EXERCISE DESCRIPTION:
In the listing below, pick out lines with "pink".

SOURCE MATERIAL:
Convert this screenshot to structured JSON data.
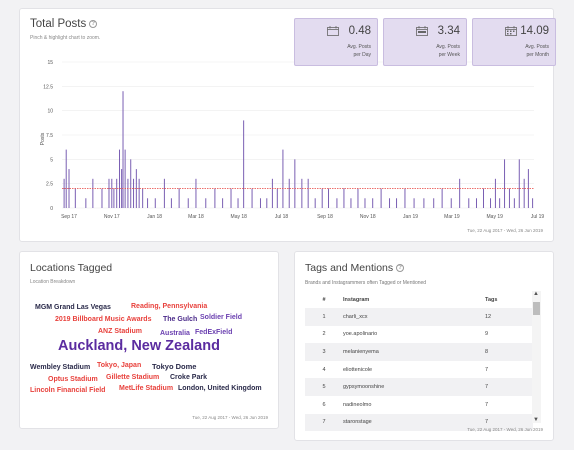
{
  "total_posts": {
    "title": "Total Posts",
    "subtitle": "Pinch & highlight chart to zoom.",
    "date_range": "Tue, 22 Aug 2017 - Wed, 26 Jun 2019",
    "stats": [
      {
        "value": "0.48",
        "label1": "Avg. Posts",
        "label2": "per Day",
        "icon": "calendar-day-icon"
      },
      {
        "value": "3.34",
        "label1": "Avg. Posts",
        "label2": "per Week",
        "icon": "calendar-week-icon"
      },
      {
        "value": "14.09",
        "label1": "Avg. Posts",
        "label2": "per Month",
        "icon": "calendar-month-icon"
      }
    ]
  },
  "chart_data": {
    "type": "bar",
    "ylabel": "Posts",
    "ylim": [
      0,
      15
    ],
    "yticks": [
      "0",
      "2.5",
      "5",
      "7.5",
      "10",
      "12.5",
      "15"
    ],
    "xticks": [
      "Sep 17",
      "Nov 17",
      "Jan 18",
      "Mar 18",
      "May 18",
      "Jul 18",
      "Sep 18",
      "Nov 18",
      "Jan 19",
      "Mar 19",
      "May 19",
      "Jul 19"
    ],
    "x_range": [
      "2017-08-22",
      "2019-06-26"
    ],
    "average_line": 2,
    "bar_color": "#7a5fb3",
    "average_color": "#e8413c",
    "x": [
      "2017-08-25",
      "2017-08-28",
      "2017-09-01",
      "2017-09-10",
      "2017-09-25",
      "2017-10-05",
      "2017-10-18",
      "2017-10-28",
      "2017-11-01",
      "2017-11-04",
      "2017-11-08",
      "2017-11-12",
      "2017-11-15",
      "2017-11-17",
      "2017-11-20",
      "2017-11-24",
      "2017-11-28",
      "2017-12-02",
      "2017-12-06",
      "2017-12-10",
      "2017-12-15",
      "2017-12-22",
      "2018-01-02",
      "2018-01-15",
      "2018-01-25",
      "2018-02-05",
      "2018-02-18",
      "2018-03-01",
      "2018-03-15",
      "2018-03-28",
      "2018-04-08",
      "2018-04-20",
      "2018-04-30",
      "2018-05-08",
      "2018-05-20",
      "2018-06-01",
      "2018-06-10",
      "2018-06-18",
      "2018-06-25",
      "2018-07-03",
      "2018-07-12",
      "2018-07-20",
      "2018-07-30",
      "2018-08-08",
      "2018-08-18",
      "2018-08-28",
      "2018-09-06",
      "2018-09-18",
      "2018-09-28",
      "2018-10-08",
      "2018-10-18",
      "2018-10-28",
      "2018-11-08",
      "2018-11-20",
      "2018-12-02",
      "2018-12-12",
      "2018-12-24",
      "2019-01-06",
      "2019-01-20",
      "2019-02-03",
      "2019-02-15",
      "2019-02-28",
      "2019-03-12",
      "2019-03-25",
      "2019-04-05",
      "2019-04-15",
      "2019-04-25",
      "2019-05-02",
      "2019-05-08",
      "2019-05-15",
      "2019-05-22",
      "2019-05-29",
      "2019-06-05",
      "2019-06-12",
      "2019-06-18",
      "2019-06-24"
    ],
    "values": [
      3,
      6,
      4,
      2,
      1,
      3,
      2,
      3,
      3,
      2,
      3,
      6,
      4,
      12,
      6,
      3,
      5,
      3,
      4,
      3,
      2,
      1,
      1,
      3,
      1,
      2,
      1,
      3,
      1,
      2,
      1,
      2,
      1,
      9,
      2,
      1,
      1,
      3,
      2,
      6,
      3,
      5,
      3,
      3,
      1,
      2,
      2,
      1,
      2,
      1,
      2,
      1,
      1,
      2,
      1,
      1,
      2,
      1,
      1,
      1,
      2,
      1,
      3,
      1,
      1,
      2,
      1,
      3,
      1,
      5,
      2,
      1,
      5,
      3,
      4,
      1
    ]
  },
  "locations": {
    "title": "Locations Tagged",
    "subtitle": "Location Breakdown",
    "date_range": "Tue, 22 Aug 2017 - Wed, 26 Jun 2019",
    "words": [
      {
        "text": "MGM Grand Las Vegas",
        "color": "#2a2a4a"
      },
      {
        "text": "Reading, Pennsylvania",
        "color": "#e8413c"
      },
      {
        "text": "2019 Billboard Music Awards",
        "color": "#e8413c"
      },
      {
        "text": "The Gulch",
        "color": "#4b2a8a"
      },
      {
        "text": "Soldier Field",
        "color": "#6a3fb0"
      },
      {
        "text": "ANZ Stadium",
        "color": "#e8413c"
      },
      {
        "text": "Australia",
        "color": "#6a3fb0"
      },
      {
        "text": "FedExField",
        "color": "#6a3fb0"
      },
      {
        "text": "Auckland, New Zealand",
        "color": "#5b2ca0"
      },
      {
        "text": "Wembley Stadium",
        "color": "#2a2a4a"
      },
      {
        "text": "Tokyo, Japan",
        "color": "#e8413c"
      },
      {
        "text": "Tokyo Dome",
        "color": "#2a2a4a"
      },
      {
        "text": "Optus Stadium",
        "color": "#e8413c"
      },
      {
        "text": "Gillette Stadium",
        "color": "#e8413c"
      },
      {
        "text": "Croke Park",
        "color": "#2a2a4a"
      },
      {
        "text": "Lincoln Financial Field",
        "color": "#e8413c"
      },
      {
        "text": "MetLife Stadium",
        "color": "#e8413c"
      },
      {
        "text": "London, United Kingdom",
        "color": "#2a2a4a"
      }
    ]
  },
  "tags": {
    "title": "Tags and Mentions",
    "subtitle": "Brands and Instagrammers often Tagged or Mentioned",
    "date_range": "Tue, 22 Aug 2017 - Wed, 26 Jun 2019",
    "columns": [
      "#",
      "Instagram",
      "Tags"
    ],
    "rows": [
      [
        "1",
        "charli_xcx",
        "12"
      ],
      [
        "2",
        "yoe.apolinario",
        "9"
      ],
      [
        "3",
        "melanienyema",
        "8"
      ],
      [
        "4",
        "eliottenicole",
        "7"
      ],
      [
        "5",
        "gypsymoonshine",
        "7"
      ],
      [
        "6",
        "nadineolmo",
        "7"
      ],
      [
        "7",
        "staronstage",
        "7"
      ]
    ]
  }
}
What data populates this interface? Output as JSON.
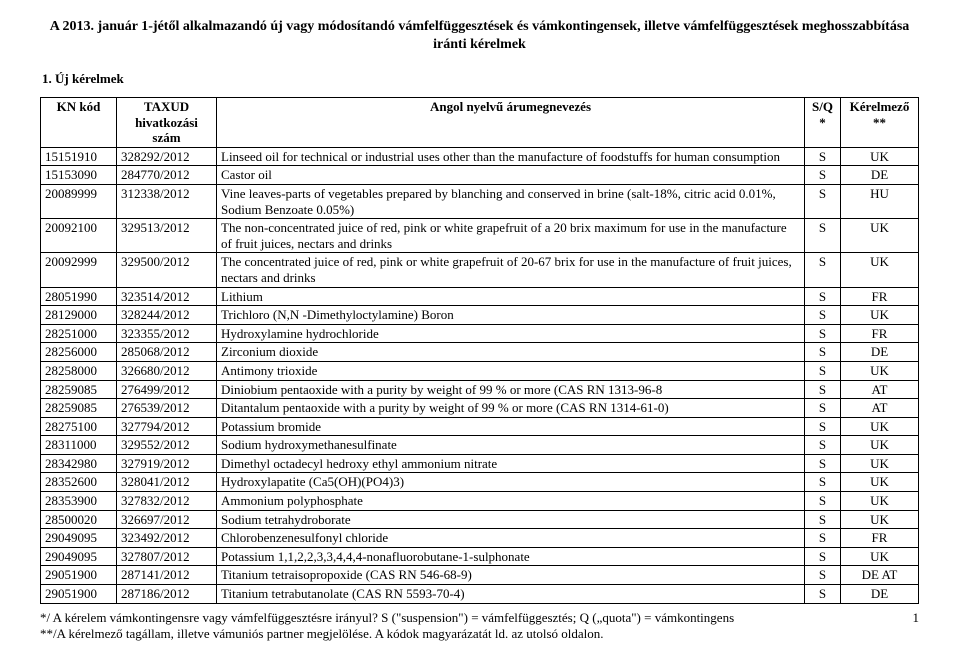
{
  "title": "A 2013. január 1-jétől alkalmazandó új vagy módosítandó vámfelfüggesztések és vámkontingensek, illetve vámfelfüggesztések meghosszabbítása iránti kérelmek",
  "section_heading": "1. Új kérelmek",
  "columns": {
    "kn": "KN kód",
    "taxud": "TAXUD hivatkozási szám",
    "desc": "Angol nyelvű árumegnevezés",
    "sq": "S/Q *",
    "ker": "Kérelmező **"
  },
  "rows": [
    {
      "kn": "15151910",
      "tx": "328292/2012",
      "desc": "Linseed oil for technical or industrial uses other than the manufacture of foodstuffs for human consumption",
      "sq": "S",
      "ker": "UK"
    },
    {
      "kn": "15153090",
      "tx": "284770/2012",
      "desc": " Castor oil",
      "sq": "S",
      "ker": "DE"
    },
    {
      "kn": "20089999",
      "tx": "312338/2012",
      "desc": "Vine leaves-parts of vegetables prepared by blanching and conserved in brine (salt-18%, citric acid 0.01%, Sodium Benzoate 0.05%)",
      "sq": "S",
      "ker": "HU"
    },
    {
      "kn": "20092100",
      "tx": "329513/2012",
      "desc": "The non-concentrated juice of red, pink or white grapefruit of a 20 brix maximum for use in the manufacture of fruit juices, nectars and drinks",
      "sq": "S",
      "ker": "UK"
    },
    {
      "kn": "20092999",
      "tx": "329500/2012",
      "desc": "The concentrated juice of red, pink or white grapefruit of 20-67 brix for use in the manufacture of fruit juices, nectars and drinks",
      "sq": "S",
      "ker": "UK"
    },
    {
      "kn": "28051990",
      "tx": "323514/2012",
      "desc": "Lithium",
      "sq": "S",
      "ker": "FR"
    },
    {
      "kn": "28129000",
      "tx": "328244/2012",
      "desc": "Trichloro (N,N -Dimethyloctylamine) Boron",
      "sq": "S",
      "ker": "UK"
    },
    {
      "kn": "28251000",
      "tx": "323355/2012",
      "desc": " Hydroxylamine hydrochloride",
      "sq": "S",
      "ker": "FR"
    },
    {
      "kn": "28256000",
      "tx": "285068/2012",
      "desc": "Zirconium dioxide",
      "sq": "S",
      "ker": "DE"
    },
    {
      "kn": "28258000",
      "tx": "326680/2012",
      "desc": "Antimony trioxide",
      "sq": "S",
      "ker": "UK"
    },
    {
      "kn": "28259085",
      "tx": "276499/2012",
      "desc": "Diniobium pentaoxide with a purity by weight of 99 % or more (CAS RN 1313-96-8",
      "sq": "S",
      "ker": "AT"
    },
    {
      "kn": "28259085",
      "tx": "276539/2012",
      "desc": "Ditantalum pentaoxide with a purity by weight of 99 % or more (CAS RN 1314-61-0)",
      "sq": "S",
      "ker": "AT"
    },
    {
      "kn": "28275100",
      "tx": "327794/2012",
      "desc": "Potassium bromide",
      "sq": "S",
      "ker": "UK"
    },
    {
      "kn": "28311000",
      "tx": "329552/2012",
      "desc": "Sodium hydroxymethanesulfinate",
      "sq": "S",
      "ker": "UK"
    },
    {
      "kn": "28342980",
      "tx": "327919/2012",
      "desc": "Dimethyl octadecyl hedroxy ethyl ammonium nitrate",
      "sq": "S",
      "ker": "UK"
    },
    {
      "kn": "28352600",
      "tx": "328041/2012",
      "desc": "Hydroxylapatite (Ca5(OH)(PO4)3)",
      "sq": "S",
      "ker": "UK"
    },
    {
      "kn": "28353900",
      "tx": "327832/2012",
      "desc": "Ammonium polyphosphate",
      "sq": "S",
      "ker": "UK"
    },
    {
      "kn": "28500020",
      "tx": "326697/2012",
      "desc": "Sodium tetrahydroborate",
      "sq": "S",
      "ker": "UK"
    },
    {
      "kn": "29049095",
      "tx": "323492/2012",
      "desc": "Chlorobenzenesulfonyl chloride",
      "sq": "S",
      "ker": "FR"
    },
    {
      "kn": "29049095",
      "tx": "327807/2012",
      "desc": "Potassium 1,1,2,2,3,3,4,4,4-nonafluorobutane-1-sulphonate",
      "sq": "S",
      "ker": "UK"
    },
    {
      "kn": "29051900",
      "tx": "287141/2012",
      "desc": " Titanium tetraisopropoxide (CAS RN 546-68-9)",
      "sq": "S",
      "ker": "DE AT"
    },
    {
      "kn": "29051900",
      "tx": "287186/2012",
      "desc": " Titanium tetrabutanolate (CAS RN 5593-70-4)",
      "sq": "S",
      "ker": "DE"
    }
  ],
  "footnotes": {
    "line1": "*/ A kérelem vámkontingensre vagy vámfelfüggesztésre irányul?  S (\"suspension\") = vámfelfüggesztés; Q („quota\") = vámkontingens",
    "line2": "**/A kérelmező tagállam, illetve vámuniós partner megjelölése. A kódok magyarázatát ld. az utolsó oldalon.",
    "pagenum": "1"
  }
}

CORRECT RESULT:
      "desc": "The non-concentrated juice of red, pink or white grapefruit of a 20 brix maximum for use in the manufacture of fruit juices, nectars and drinks",
      "desc": "The concentrated juice of red, pink or white grapefruit of 20-67 brix for use in the manufacture of fruit juices, nectars and drinks",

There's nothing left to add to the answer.